++++ Source material ++++

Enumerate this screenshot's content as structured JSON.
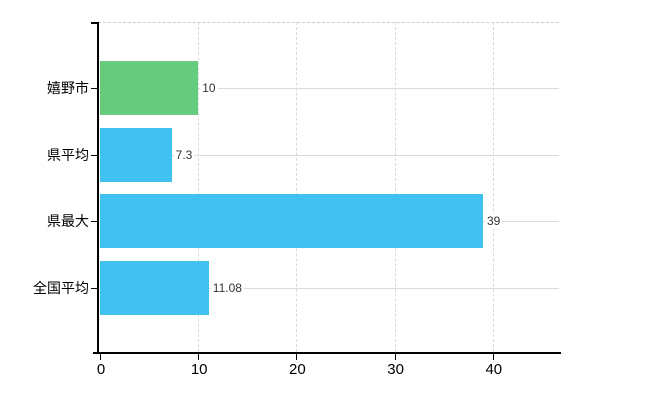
{
  "chart_data": {
    "type": "bar",
    "orientation": "horizontal",
    "title": "",
    "xlabel": "",
    "ylabel": "",
    "categories": [
      "嬉野市",
      "県平均",
      "県最大",
      "全国平均"
    ],
    "values": [
      10,
      7.3,
      39,
      11.08
    ],
    "value_labels": [
      "10",
      "7.3",
      "39",
      "11.08"
    ],
    "series": [
      {
        "name": "",
        "values": [
          10,
          7.3,
          39,
          11.08
        ],
        "bar_colors": [
          "#66cb7c",
          "#41c1f0",
          "#41c1f0",
          "#41c1f0"
        ]
      }
    ],
    "x_ticks": [
      "0",
      "10",
      "20",
      "30",
      "40"
    ],
    "x_tick_values": [
      0,
      10,
      20,
      30,
      40
    ],
    "xlim": [
      0,
      46.7
    ],
    "grid": true,
    "legend": "none",
    "highlight_color": "#66cb7c",
    "default_bar_color": "#41c1f0",
    "axis_color": "#000000",
    "gridline_color": "#d9d9d9",
    "value_label_color": "#333333",
    "background_color": "#ffffff"
  }
}
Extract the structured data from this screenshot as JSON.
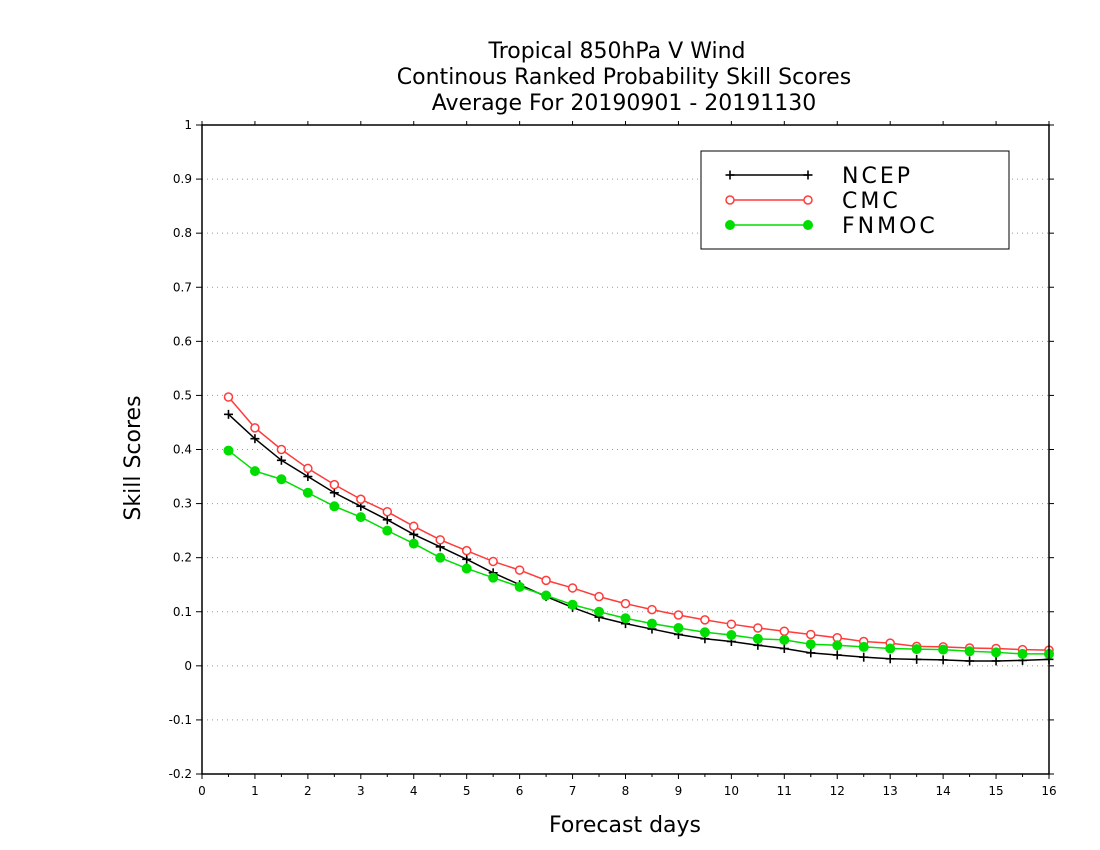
{
  "chart_data": {
    "type": "line",
    "title_lines": [
      "Tropical 850hPa V Wind",
      "Continous Ranked Probability Skill Scores",
      "Average For 20190901 - 20191130"
    ],
    "xlabel": "Forecast days",
    "ylabel": "Skill Scores",
    "xlim": [
      0,
      16
    ],
    "ylim": [
      -0.2,
      1
    ],
    "x_ticks": [
      "0",
      "1",
      "2",
      "3",
      "4",
      "5",
      "6",
      "7",
      "8",
      "9",
      "10",
      "11",
      "12",
      "13",
      "14",
      "15",
      "16"
    ],
    "y_ticks": [
      "-0.2",
      "-0.1",
      "0",
      "0.1",
      "0.2",
      "0.3",
      "0.4",
      "0.5",
      "0.6",
      "0.7",
      "0.8",
      "0.9",
      "1"
    ],
    "grid": "horizontal-dotted",
    "legend_position": "top-right",
    "x": [
      0.5,
      1,
      1.5,
      2,
      2.5,
      3,
      3.5,
      4,
      4.5,
      5,
      5.5,
      6,
      6.5,
      7,
      7.5,
      8,
      8.5,
      9,
      9.5,
      10,
      10.5,
      11,
      11.5,
      12,
      12.5,
      13,
      13.5,
      14,
      14.5,
      15,
      15.5,
      16
    ],
    "series": [
      {
        "name": "NCEP",
        "color": "#000000",
        "marker": "plus",
        "values": [
          0.465,
          0.42,
          0.38,
          0.35,
          0.32,
          0.295,
          0.27,
          0.243,
          0.22,
          0.197,
          0.172,
          0.15,
          0.128,
          0.108,
          0.09,
          0.078,
          0.068,
          0.058,
          0.05,
          0.045,
          0.038,
          0.032,
          0.024,
          0.02,
          0.016,
          0.013,
          0.012,
          0.011,
          0.009,
          0.009,
          0.01,
          0.012
        ]
      },
      {
        "name": "CMC",
        "color": "#ff3b3b",
        "marker": "open-circle",
        "values": [
          0.497,
          0.44,
          0.4,
          0.365,
          0.335,
          0.308,
          0.285,
          0.258,
          0.233,
          0.213,
          0.193,
          0.177,
          0.158,
          0.144,
          0.128,
          0.115,
          0.104,
          0.094,
          0.085,
          0.077,
          0.07,
          0.064,
          0.058,
          0.052,
          0.045,
          0.042,
          0.036,
          0.035,
          0.033,
          0.032,
          0.03,
          0.029
        ]
      },
      {
        "name": "FNMOC",
        "color": "#00dd00",
        "marker": "filled-circle",
        "values": [
          0.398,
          0.36,
          0.345,
          0.32,
          0.295,
          0.275,
          0.25,
          0.226,
          0.2,
          0.18,
          0.163,
          0.146,
          0.13,
          0.113,
          0.1,
          0.088,
          0.078,
          0.07,
          0.062,
          0.057,
          0.05,
          0.048,
          0.04,
          0.038,
          0.035,
          0.032,
          0.031,
          0.03,
          0.027,
          0.025,
          0.022,
          0.022
        ]
      }
    ]
  }
}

++++

Each line that holds the word "structured" is to be copied.

> **Solved problem**
Enumerate this screenshot's content as structured JSON.
Extract the structured data from this screenshot as JSON.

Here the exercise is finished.